[Data extracted from a collection]
● ● ● ●
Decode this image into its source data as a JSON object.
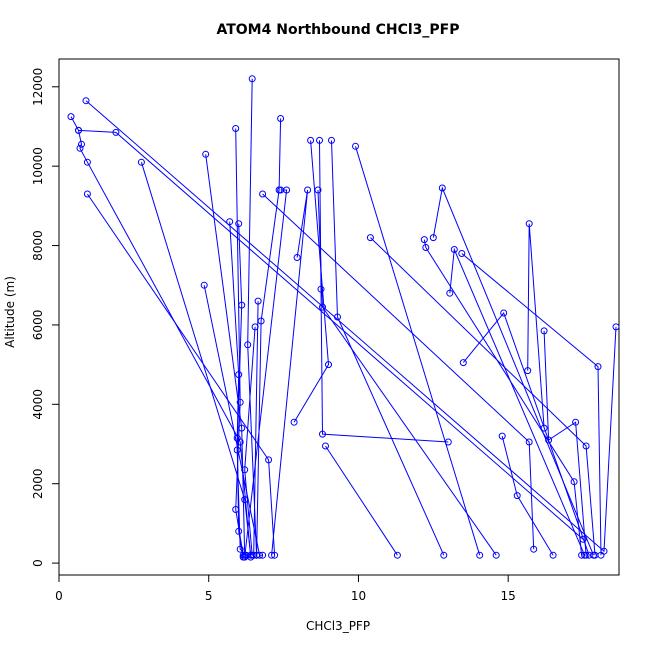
{
  "chart_data": {
    "type": "scatter",
    "title": "ATOM4 Northbound CHCl3_PFP",
    "xlabel": "CHCl3_PFP",
    "ylabel": "Altitude (m)",
    "xlim": [
      0,
      18.7
    ],
    "ylim": [
      -300,
      12700
    ],
    "x_ticks": [
      0,
      5,
      10,
      15
    ],
    "x_tick_labels": [
      "0",
      "5",
      "10",
      "15"
    ],
    "y_ticks": [
      0,
      2000,
      4000,
      6000,
      8000,
      10000,
      12000
    ],
    "y_tick_labels": [
      "0",
      "2000",
      "4000",
      "6000",
      "8000",
      "10000",
      "12000"
    ],
    "grid": false,
    "legend": "none",
    "series": [
      {
        "color": "#0000ff",
        "marker": "open-circle",
        "profiles": [
          [
            {
              "x": 0.9,
              "y": 11650
            },
            {
              "x": 18.2,
              "y": 300
            },
            {
              "x": 18.6,
              "y": 5950
            }
          ],
          [
            {
              "x": 0.4,
              "y": 11250
            },
            {
              "x": 0.65,
              "y": 10900
            },
            {
              "x": 0.75,
              "y": 10550
            },
            {
              "x": 0.7,
              "y": 10450
            },
            {
              "x": 0.95,
              "y": 10100
            },
            {
              "x": 6.05,
              "y": 3050
            },
            {
              "x": 6.4,
              "y": 150
            }
          ],
          [
            {
              "x": 0.65,
              "y": 10900
            },
            {
              "x": 1.9,
              "y": 10850
            },
            {
              "x": 17.5,
              "y": 600
            }
          ],
          [
            {
              "x": 0.95,
              "y": 9300
            },
            {
              "x": 7.0,
              "y": 2600
            },
            {
              "x": 7.2,
              "y": 200
            }
          ],
          [
            {
              "x": 2.75,
              "y": 10100
            },
            {
              "x": 6.2,
              "y": 1600
            },
            {
              "x": 6.4,
              "y": 200
            }
          ],
          [
            {
              "x": 4.85,
              "y": 7000
            },
            {
              "x": 6.7,
              "y": 200
            },
            {
              "x": 6.8,
              "y": 200
            }
          ],
          [
            {
              "x": 4.9,
              "y": 10300
            },
            {
              "x": 6.1,
              "y": 3400
            },
            {
              "x": 6.2,
              "y": 200
            }
          ],
          [
            {
              "x": 5.7,
              "y": 8600
            },
            {
              "x": 6.0,
              "y": 4750
            },
            {
              "x": 5.95,
              "y": 3150
            },
            {
              "x": 6.0,
              "y": 800
            },
            {
              "x": 6.15,
              "y": 150
            }
          ],
          [
            {
              "x": 5.9,
              "y": 10950
            },
            {
              "x": 6.05,
              "y": 4050
            },
            {
              "x": 5.9,
              "y": 1350
            },
            {
              "x": 6.15,
              "y": 200
            }
          ],
          [
            {
              "x": 6.0,
              "y": 8550
            },
            {
              "x": 6.1,
              "y": 6500
            },
            {
              "x": 5.95,
              "y": 2850
            },
            {
              "x": 6.05,
              "y": 350
            },
            {
              "x": 6.25,
              "y": 200
            }
          ],
          [
            {
              "x": 6.45,
              "y": 12200
            },
            {
              "x": 6.3,
              "y": 5500
            },
            {
              "x": 6.6,
              "y": 200
            }
          ],
          [
            {
              "x": 6.55,
              "y": 5950
            },
            {
              "x": 6.2,
              "y": 2350
            },
            {
              "x": 6.45,
              "y": 200
            }
          ],
          [
            {
              "x": 6.65,
              "y": 6600
            },
            {
              "x": 6.5,
              "y": 200
            }
          ],
          [
            {
              "x": 6.8,
              "y": 9300
            },
            {
              "x": 15.7,
              "y": 3050
            },
            {
              "x": 15.85,
              "y": 350
            }
          ],
          [
            {
              "x": 7.4,
              "y": 11200
            },
            {
              "x": 7.35,
              "y": 9400
            },
            {
              "x": 6.75,
              "y": 6100
            },
            {
              "x": 6.6,
              "y": 200
            }
          ],
          [
            {
              "x": 7.4,
              "y": 9400
            },
            {
              "x": 7.6,
              "y": 9400
            },
            {
              "x": 6.2,
              "y": 150
            }
          ],
          [
            {
              "x": 7.95,
              "y": 7700
            },
            {
              "x": 8.3,
              "y": 9400
            },
            {
              "x": 7.1,
              "y": 200
            }
          ],
          [
            {
              "x": 7.85,
              "y": 3550
            },
            {
              "x": 9.0,
              "y": 5000
            },
            {
              "x": 8.4,
              "y": 10650
            }
          ],
          [
            {
              "x": 8.7,
              "y": 10650
            },
            {
              "x": 8.75,
              "y": 6900
            },
            {
              "x": 8.8,
              "y": 3250
            },
            {
              "x": 13.0,
              "y": 3050
            }
          ],
          [
            {
              "x": 8.65,
              "y": 9400
            },
            {
              "x": 8.8,
              "y": 6450
            },
            {
              "x": 14.6,
              "y": 200
            }
          ],
          [
            {
              "x": 8.9,
              "y": 2950
            },
            {
              "x": 11.3,
              "y": 200
            }
          ],
          [
            {
              "x": 9.1,
              "y": 10650
            },
            {
              "x": 9.3,
              "y": 6200
            },
            {
              "x": 12.85,
              "y": 200
            }
          ],
          [
            {
              "x": 9.9,
              "y": 10500
            },
            {
              "x": 14.05,
              "y": 200
            }
          ],
          [
            {
              "x": 10.4,
              "y": 8200
            },
            {
              "x": 17.6,
              "y": 2950
            },
            {
              "x": 17.9,
              "y": 200
            }
          ],
          [
            {
              "x": 12.2,
              "y": 8150
            },
            {
              "x": 12.25,
              "y": 7950
            },
            {
              "x": 17.2,
              "y": 2050
            },
            {
              "x": 17.45,
              "y": 200
            }
          ],
          [
            {
              "x": 12.5,
              "y": 8200
            },
            {
              "x": 12.8,
              "y": 9450
            },
            {
              "x": 17.85,
              "y": 200
            }
          ],
          [
            {
              "x": 13.05,
              "y": 6800
            },
            {
              "x": 13.2,
              "y": 7900
            },
            {
              "x": 17.55,
              "y": 200
            }
          ],
          [
            {
              "x": 13.45,
              "y": 7800
            },
            {
              "x": 18.0,
              "y": 4950
            },
            {
              "x": 18.1,
              "y": 200
            }
          ],
          [
            {
              "x": 13.5,
              "y": 5050
            },
            {
              "x": 14.85,
              "y": 6300
            },
            {
              "x": 17.7,
              "y": 200
            }
          ],
          [
            {
              "x": 14.8,
              "y": 3200
            },
            {
              "x": 15.3,
              "y": 1700
            },
            {
              "x": 16.5,
              "y": 200
            }
          ],
          [
            {
              "x": 15.65,
              "y": 4850
            },
            {
              "x": 15.7,
              "y": 8550
            },
            {
              "x": 16.2,
              "y": 3400
            }
          ],
          [
            {
              "x": 16.2,
              "y": 5850
            },
            {
              "x": 16.35,
              "y": 3100
            },
            {
              "x": 17.25,
              "y": 3550
            },
            {
              "x": 17.6,
              "y": 200
            }
          ]
        ]
      }
    ]
  }
}
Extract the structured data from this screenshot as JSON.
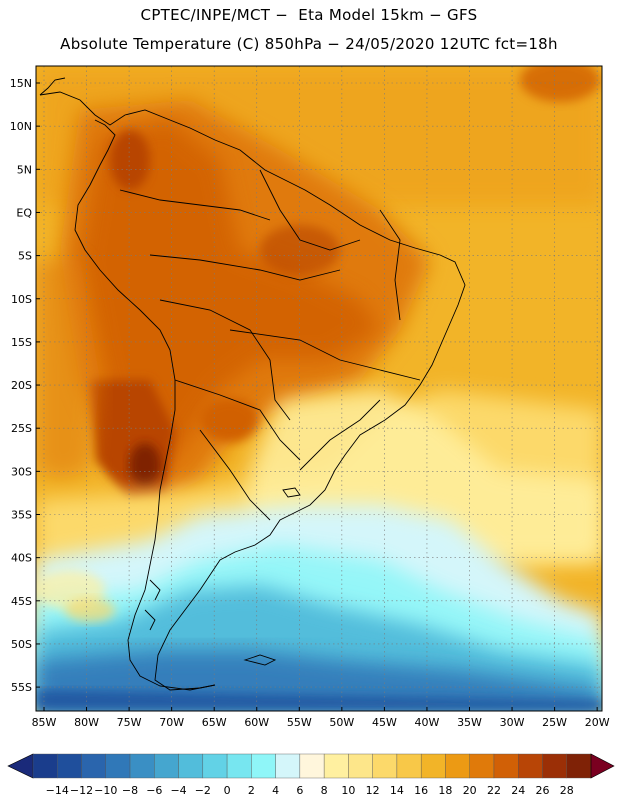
{
  "header": {
    "line1": "CPTEC/INPE/MCT −  Eta Model 15km − GFS",
    "line2": "Absolute Temperature (C) 850hPa − 24/05/2020 12UTC fct=18h"
  },
  "map": {
    "lat_labels": [
      "15N",
      "10N",
      "5N",
      "EQ",
      "5S",
      "10S",
      "15S",
      "20S",
      "25S",
      "30S",
      "35S",
      "40S",
      "45S",
      "50S",
      "55S"
    ],
    "lon_labels": [
      "85W",
      "80W",
      "75W",
      "70W",
      "65W",
      "60W",
      "55W",
      "50W",
      "45W",
      "40W",
      "35W",
      "30W",
      "25W",
      "20W"
    ]
  },
  "colorbar": {
    "labels": [
      "−14",
      "−12",
      "−10",
      "−8",
      "−6",
      "−4",
      "−2",
      "0",
      "2",
      "4",
      "6",
      "8",
      "10",
      "12",
      "14",
      "16",
      "18",
      "20",
      "22",
      "24",
      "26",
      "28"
    ],
    "colors": [
      "#1a3d8c",
      "#1f4f9c",
      "#2a65ad",
      "#3078b8",
      "#3a8fc4",
      "#45a6cf",
      "#52bddb",
      "#62d2e6",
      "#77e6f0",
      "#8ff6f8",
      "#d4f6fa",
      "#fff6dc",
      "#fff0a0",
      "#fde68a",
      "#fcd96a",
      "#f8c848",
      "#f2b428",
      "#ec9a14",
      "#e07a0a",
      "#d16006",
      "#b84506",
      "#9b2f06",
      "#7f2206"
    ],
    "low_arrow_color": "#1a2a7a",
    "high_arrow_color": "#7a0020"
  }
}
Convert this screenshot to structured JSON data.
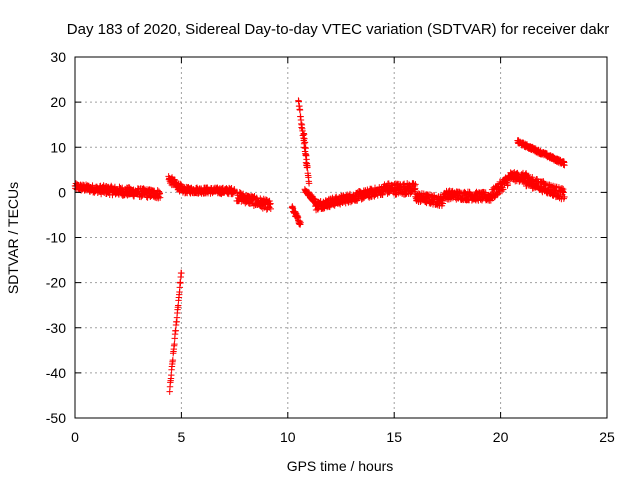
{
  "chart_data": {
    "type": "scatter",
    "title": "Day 183 of 2020, Sidereal Day-to-day VTEC variation (SDTVAR) for receiver dakr",
    "xlabel": "GPS time / hours",
    "ylabel": "SDTVAR / TECUs",
    "xlim": [
      0,
      25
    ],
    "ylim": [
      -50,
      30
    ],
    "xticks": [
      0,
      5,
      10,
      15,
      20,
      25
    ],
    "yticks": [
      30,
      20,
      10,
      0,
      -10,
      -20,
      -30,
      -40,
      -50
    ],
    "grid": true,
    "marker": "+",
    "series_color": "#ff0000",
    "series": [
      {
        "name": "SDTVAR",
        "segments": [
          {
            "x0": 0.0,
            "x1": 1.2,
            "y0": 1.2,
            "y1": 0.6,
            "spread": 1.6
          },
          {
            "x0": 1.2,
            "x1": 4.0,
            "y0": 0.6,
            "y1": -0.4,
            "spread": 2.0
          },
          {
            "x0": 4.4,
            "x1": 5.0,
            "y0": 3.0,
            "y1": 0.8,
            "spread": 1.8
          },
          {
            "x0": 5.0,
            "x1": 7.5,
            "y0": 0.5,
            "y1": 0.3,
            "spread": 1.4
          },
          {
            "x0": 7.6,
            "x1": 9.2,
            "y0": -0.8,
            "y1": -3.0,
            "spread": 2.2
          },
          {
            "x0": 4.45,
            "x1": 5.0,
            "y0": -44,
            "y1": -17.5,
            "spread": 1.0
          },
          {
            "x0": 10.2,
            "x1": 10.6,
            "y0": -3.5,
            "y1": -7,
            "spread": 1.2
          },
          {
            "x0": 10.5,
            "x1": 10.9,
            "y0": 20.5,
            "y1": 5.5,
            "spread": 1.2
          },
          {
            "x0": 10.75,
            "x1": 11.0,
            "y0": 13.5,
            "y1": 2.0,
            "spread": 1.0
          },
          {
            "x0": 10.8,
            "x1": 11.3,
            "y0": 0.5,
            "y1": -2.0,
            "spread": 1.0
          },
          {
            "x0": 11.3,
            "x1": 14.5,
            "y0": -3.0,
            "y1": 0.5,
            "spread": 2.0
          },
          {
            "x0": 14.5,
            "x1": 16.0,
            "y0": 0.8,
            "y1": 0.8,
            "spread": 2.6
          },
          {
            "x0": 16.0,
            "x1": 17.3,
            "y0": -1.0,
            "y1": -2.0,
            "spread": 2.2
          },
          {
            "x0": 17.3,
            "x1": 19.5,
            "y0": -0.5,
            "y1": -1.0,
            "spread": 2.0
          },
          {
            "x0": 19.5,
            "x1": 20.5,
            "y0": -1.0,
            "y1": 3.5,
            "spread": 2.5
          },
          {
            "x0": 20.5,
            "x1": 21.3,
            "y0": 3.5,
            "y1": 3.2,
            "spread": 2.0
          },
          {
            "x0": 21.0,
            "x1": 23.0,
            "y0": 3.0,
            "y1": -0.5,
            "spread": 2.5
          },
          {
            "x0": 20.8,
            "x1": 23.0,
            "y0": 11.2,
            "y1": 6.4,
            "spread": 0.8
          }
        ]
      }
    ]
  }
}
● ● ● ●
Copy out every line of the listing that includes the string "structured".

### Response below:
Extract the structured data from this screenshot as JSON.
Convert this screenshot to structured JSON data.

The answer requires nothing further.